* _Problem statement_:
Reproduce the full listing that appears beneath this instruction exactly.

[start Task input]

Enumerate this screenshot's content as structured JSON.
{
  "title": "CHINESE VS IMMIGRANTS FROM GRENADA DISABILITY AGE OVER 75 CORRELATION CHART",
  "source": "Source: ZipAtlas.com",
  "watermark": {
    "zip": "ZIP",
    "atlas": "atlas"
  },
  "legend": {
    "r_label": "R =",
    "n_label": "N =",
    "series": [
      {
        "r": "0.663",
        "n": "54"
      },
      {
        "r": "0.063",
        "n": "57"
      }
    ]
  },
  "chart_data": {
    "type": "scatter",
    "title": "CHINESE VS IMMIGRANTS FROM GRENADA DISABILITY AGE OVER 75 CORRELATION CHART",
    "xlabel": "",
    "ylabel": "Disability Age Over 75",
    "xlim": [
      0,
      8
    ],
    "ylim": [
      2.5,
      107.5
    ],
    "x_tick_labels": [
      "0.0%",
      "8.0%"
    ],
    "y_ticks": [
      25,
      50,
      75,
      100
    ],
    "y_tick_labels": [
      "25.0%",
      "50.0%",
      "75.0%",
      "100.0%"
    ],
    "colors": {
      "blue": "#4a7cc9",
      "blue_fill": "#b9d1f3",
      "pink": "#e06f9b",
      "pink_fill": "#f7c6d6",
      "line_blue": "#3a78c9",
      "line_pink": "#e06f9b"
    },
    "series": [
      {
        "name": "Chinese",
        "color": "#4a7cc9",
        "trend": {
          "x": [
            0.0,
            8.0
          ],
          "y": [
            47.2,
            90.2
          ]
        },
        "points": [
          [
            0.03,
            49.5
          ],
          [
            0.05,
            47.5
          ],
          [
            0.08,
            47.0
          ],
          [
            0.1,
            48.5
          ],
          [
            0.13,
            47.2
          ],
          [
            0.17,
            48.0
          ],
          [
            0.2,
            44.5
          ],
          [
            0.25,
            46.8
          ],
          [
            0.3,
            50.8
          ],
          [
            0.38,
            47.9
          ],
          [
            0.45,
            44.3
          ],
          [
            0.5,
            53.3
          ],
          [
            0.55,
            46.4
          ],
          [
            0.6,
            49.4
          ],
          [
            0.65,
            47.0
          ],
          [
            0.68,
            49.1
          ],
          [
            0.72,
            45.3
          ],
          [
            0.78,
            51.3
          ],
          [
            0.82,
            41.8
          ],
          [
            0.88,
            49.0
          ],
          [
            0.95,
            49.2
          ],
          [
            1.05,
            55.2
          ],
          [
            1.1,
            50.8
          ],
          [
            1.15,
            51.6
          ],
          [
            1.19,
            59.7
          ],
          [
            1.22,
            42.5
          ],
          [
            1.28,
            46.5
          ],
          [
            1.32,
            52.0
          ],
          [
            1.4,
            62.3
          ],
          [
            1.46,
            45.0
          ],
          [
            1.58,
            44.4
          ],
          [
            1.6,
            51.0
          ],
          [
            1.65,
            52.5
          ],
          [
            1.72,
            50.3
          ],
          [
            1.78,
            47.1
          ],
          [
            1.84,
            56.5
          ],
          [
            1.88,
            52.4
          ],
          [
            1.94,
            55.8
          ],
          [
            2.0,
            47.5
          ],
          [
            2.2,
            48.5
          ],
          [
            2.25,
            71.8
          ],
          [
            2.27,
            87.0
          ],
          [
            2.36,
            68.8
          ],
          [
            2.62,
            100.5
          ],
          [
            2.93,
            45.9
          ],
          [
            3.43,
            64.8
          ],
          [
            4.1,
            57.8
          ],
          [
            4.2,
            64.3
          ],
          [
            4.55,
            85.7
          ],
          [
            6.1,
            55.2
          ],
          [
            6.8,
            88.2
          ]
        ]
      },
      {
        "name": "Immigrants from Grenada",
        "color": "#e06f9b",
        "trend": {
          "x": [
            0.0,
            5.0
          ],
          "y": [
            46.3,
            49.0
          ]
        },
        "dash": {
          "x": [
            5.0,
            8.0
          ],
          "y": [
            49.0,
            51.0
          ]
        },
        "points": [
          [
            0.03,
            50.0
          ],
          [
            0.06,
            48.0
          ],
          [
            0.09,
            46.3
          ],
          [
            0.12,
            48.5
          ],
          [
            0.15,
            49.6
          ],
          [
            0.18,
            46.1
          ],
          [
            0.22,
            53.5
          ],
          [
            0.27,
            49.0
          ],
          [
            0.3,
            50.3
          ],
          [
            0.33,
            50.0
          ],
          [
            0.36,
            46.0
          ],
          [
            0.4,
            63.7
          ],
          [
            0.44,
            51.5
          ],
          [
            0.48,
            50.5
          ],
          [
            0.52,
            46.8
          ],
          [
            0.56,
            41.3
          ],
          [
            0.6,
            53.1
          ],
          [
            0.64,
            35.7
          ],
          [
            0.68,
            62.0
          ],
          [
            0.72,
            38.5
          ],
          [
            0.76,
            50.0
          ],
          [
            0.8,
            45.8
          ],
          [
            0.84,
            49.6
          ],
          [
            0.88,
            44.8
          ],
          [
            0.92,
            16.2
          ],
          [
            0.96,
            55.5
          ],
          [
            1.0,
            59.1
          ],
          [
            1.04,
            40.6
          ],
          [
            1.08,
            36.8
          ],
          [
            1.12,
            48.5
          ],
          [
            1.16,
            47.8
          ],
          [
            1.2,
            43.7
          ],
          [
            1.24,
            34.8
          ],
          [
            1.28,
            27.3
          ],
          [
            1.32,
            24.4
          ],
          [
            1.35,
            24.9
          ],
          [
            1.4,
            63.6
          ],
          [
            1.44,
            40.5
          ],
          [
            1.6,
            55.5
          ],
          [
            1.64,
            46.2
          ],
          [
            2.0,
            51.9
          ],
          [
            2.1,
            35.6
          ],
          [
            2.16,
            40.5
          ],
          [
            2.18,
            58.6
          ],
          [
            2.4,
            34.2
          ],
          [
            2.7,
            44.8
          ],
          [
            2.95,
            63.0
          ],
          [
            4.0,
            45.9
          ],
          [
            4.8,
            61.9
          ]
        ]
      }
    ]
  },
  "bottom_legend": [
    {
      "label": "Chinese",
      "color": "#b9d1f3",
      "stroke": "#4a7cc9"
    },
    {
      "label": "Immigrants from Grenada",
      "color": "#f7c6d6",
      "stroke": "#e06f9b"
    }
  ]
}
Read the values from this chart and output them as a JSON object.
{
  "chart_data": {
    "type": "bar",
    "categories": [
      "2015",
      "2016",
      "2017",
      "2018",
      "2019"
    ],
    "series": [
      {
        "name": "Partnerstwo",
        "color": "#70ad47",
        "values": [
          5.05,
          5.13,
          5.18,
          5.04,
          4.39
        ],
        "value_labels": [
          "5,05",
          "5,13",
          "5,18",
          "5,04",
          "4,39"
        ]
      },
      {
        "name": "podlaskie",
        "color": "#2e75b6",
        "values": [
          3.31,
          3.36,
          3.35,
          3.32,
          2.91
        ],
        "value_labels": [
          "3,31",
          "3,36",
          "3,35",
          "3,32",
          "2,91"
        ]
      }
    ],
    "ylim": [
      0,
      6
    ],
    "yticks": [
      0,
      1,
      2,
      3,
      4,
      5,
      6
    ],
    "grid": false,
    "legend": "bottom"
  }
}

[end Task input]

* _Exercise solution_:
Enumerate this screenshot's content as structured JSON.
{
  "title": "CHINESE VS IMMIGRANTS FROM GRENADA DISABILITY AGE OVER 75 CORRELATION CHART",
  "source": "Source: ZipAtlas.com",
  "watermark": {
    "zip": "ZIP",
    "atlas": "atlas"
  },
  "legend": {
    "r_label": "R =",
    "n_label": "N =",
    "series": [
      {
        "r": "0.663",
        "n": "54"
      },
      {
        "r": "0.063",
        "n": "57"
      }
    ]
  },
  "chart_data": {
    "type": "scatter",
    "title": "CHINESE VS IMMIGRANTS FROM GRENADA DISABILITY AGE OVER 75 CORRELATION CHART",
    "xlabel": "",
    "ylabel": "Disability Age Over 75",
    "xlim": [
      0,
      8
    ],
    "ylim": [
      2.5,
      107.5
    ],
    "x_tick_labels": [
      "0.0%",
      "8.0%"
    ],
    "y_ticks": [
      25,
      50,
      75,
      100
    ],
    "y_tick_labels": [
      "25.0%",
      "50.0%",
      "75.0%",
      "100.0%"
    ],
    "colors": {
      "blue": "#4a7cc9",
      "blue_fill": "#b9d1f3",
      "pink": "#e06f9b",
      "pink_fill": "#f7c6d6",
      "line_blue": "#3a78c9",
      "line_pink": "#e06f9b"
    },
    "series": [
      {
        "name": "Chinese",
        "color": "#4a7cc9",
        "trend": {
          "x": [
            0.0,
            8.0
          ],
          "y": [
            47.2,
            90.2
          ]
        },
        "points": [
          [
            0.03,
            49.5
          ],
          [
            0.05,
            47.5
          ],
          [
            0.08,
            47.0
          ],
          [
            0.1,
            48.5
          ],
          [
            0.13,
            47.2
          ],
          [
            0.17,
            48.0
          ],
          [
            0.2,
            44.5
          ],
          [
            0.25,
            46.8
          ],
          [
            0.3,
            50.8
          ],
          [
            0.38,
            47.9
          ],
          [
            0.45,
            44.3
          ],
          [
            0.5,
            53.3
          ],
          [
            0.55,
            46.4
          ],
          [
            0.6,
            49.4
          ],
          [
            0.65,
            47.0
          ],
          [
            0.68,
            49.1
          ],
          [
            0.72,
            45.3
          ],
          [
            0.78,
            51.3
          ],
          [
            0.82,
            41.8
          ],
          [
            0.88,
            49.0
          ],
          [
            0.95,
            49.2
          ],
          [
            1.05,
            55.2
          ],
          [
            1.1,
            50.8
          ],
          [
            1.15,
            51.6
          ],
          [
            1.19,
            59.7
          ],
          [
            1.22,
            42.5
          ],
          [
            1.28,
            46.5
          ],
          [
            1.32,
            52.0
          ],
          [
            1.4,
            62.3
          ],
          [
            1.46,
            45.0
          ],
          [
            1.58,
            44.4
          ],
          [
            1.6,
            51.0
          ],
          [
            1.65,
            52.5
          ],
          [
            1.72,
            50.3
          ],
          [
            1.78,
            47.1
          ],
          [
            1.84,
            56.5
          ],
          [
            1.88,
            52.4
          ],
          [
            1.94,
            55.8
          ],
          [
            2.0,
            47.5
          ],
          [
            2.2,
            48.5
          ],
          [
            2.25,
            71.8
          ],
          [
            2.27,
            87.0
          ],
          [
            2.36,
            68.8
          ],
          [
            2.62,
            100.5
          ],
          [
            2.93,
            45.9
          ],
          [
            3.43,
            64.8
          ],
          [
            4.1,
            57.8
          ],
          [
            4.2,
            64.3
          ],
          [
            4.55,
            85.7
          ],
          [
            6.1,
            55.2
          ],
          [
            6.8,
            88.2
          ]
        ]
      },
      {
        "name": "Immigrants from Grenada",
        "color": "#e06f9b",
        "trend": {
          "x": [
            0.0,
            5.0
          ],
          "y": [
            46.3,
            49.0
          ]
        },
        "dash": {
          "x": [
            5.0,
            8.0
          ],
          "y": [
            49.0,
            51.0
          ]
        },
        "points": [
          [
            0.03,
            50.0
          ],
          [
            0.06,
            48.0
          ],
          [
            0.09,
            46.3
          ],
          [
            0.12,
            48.5
          ],
          [
            0.15,
            49.6
          ],
          [
            0.18,
            46.1
          ],
          [
            0.22,
            53.5
          ],
          [
            0.27,
            49.0
          ],
          [
            0.3,
            50.3
          ],
          [
            0.33,
            50.0
          ],
          [
            0.36,
            46.0
          ],
          [
            0.4,
            63.7
          ],
          [
            0.44,
            51.5
          ],
          [
            0.48,
            50.5
          ],
          [
            0.52,
            46.8
          ],
          [
            0.56,
            41.3
          ],
          [
            0.6,
            53.1
          ],
          [
            0.64,
            35.7
          ],
          [
            0.68,
            62.0
          ],
          [
            0.72,
            38.5
          ],
          [
            0.76,
            50.0
          ],
          [
            0.8,
            45.8
          ],
          [
            0.84,
            49.6
          ],
          [
            0.88,
            44.8
          ],
          [
            0.92,
            16.2
          ],
          [
            0.96,
            55.5
          ],
          [
            1.0,
            59.1
          ],
          [
            1.04,
            40.6
          ],
          [
            1.08,
            36.8
          ],
          [
            1.12,
            48.5
          ],
          [
            1.16,
            47.8
          ],
          [
            1.2,
            43.7
          ],
          [
            1.24,
            34.8
          ],
          [
            1.28,
            27.3
          ],
          [
            1.32,
            24.4
          ],
          [
            1.35,
            24.9
          ],
          [
            1.4,
            63.6
          ],
          [
            1.44,
            40.5
          ],
          [
            1.6,
            55.5
          ],
          [
            1.64,
            46.2
          ],
          [
            2.0,
            51.9
          ],
          [
            2.1,
            35.6
          ],
          [
            2.16,
            40.5
          ],
          [
            2.18,
            58.6
          ],
          [
            2.4,
            34.2
          ],
          [
            2.7,
            44.8
          ],
          [
            2.95,
            63.0
          ],
          [
            4.0,
            45.9
          ],
          [
            4.8,
            61.9
          ]
        ]
      }
    ]
  },
  "bottom_legend": [
    {
      "label": "Chinese",
      "color": "#b9d1f3",
      "stroke": "#4a7cc9"
    },
    {
      "label": "Immigrants from Grenada",
      "color": "#f7c6d6",
      "stroke": "#e06f9b"
    }
  ]
}
Read the values from this chart and output them as a JSON object.
{
  "chart_data": {
    "type": "bar",
    "categories": [
      "2015",
      "2016",
      "2017",
      "2018",
      "2019"
    ],
    "series": [
      {
        "name": "Partnerstwo",
        "color": "#70ad47",
        "values": [
          5.05,
          5.13,
          5.18,
          5.04,
          4.39
        ],
        "value_labels": [
          "5,05",
          "5,13",
          "5,18",
          "5,04",
          "4,39"
        ]
      },
      {
        "name": "podlaskie",
        "color": "#2e75b6",
        "values": [
          3.31,
          3.36,
          3.35,
          3.32,
          2.91
        ],
        "value_labels": [
          "3,31",
          "3,36",
          "3,35",
          "3,32",
          "2,91"
        ]
      }
    ],
    "ylim": [
      0,
      6
    ],
    "yticks": [
      0,
      1,
      2,
      3,
      4,
      5,
      6
    ],
    "grid": false,
    "legend": "bottom"
  }
}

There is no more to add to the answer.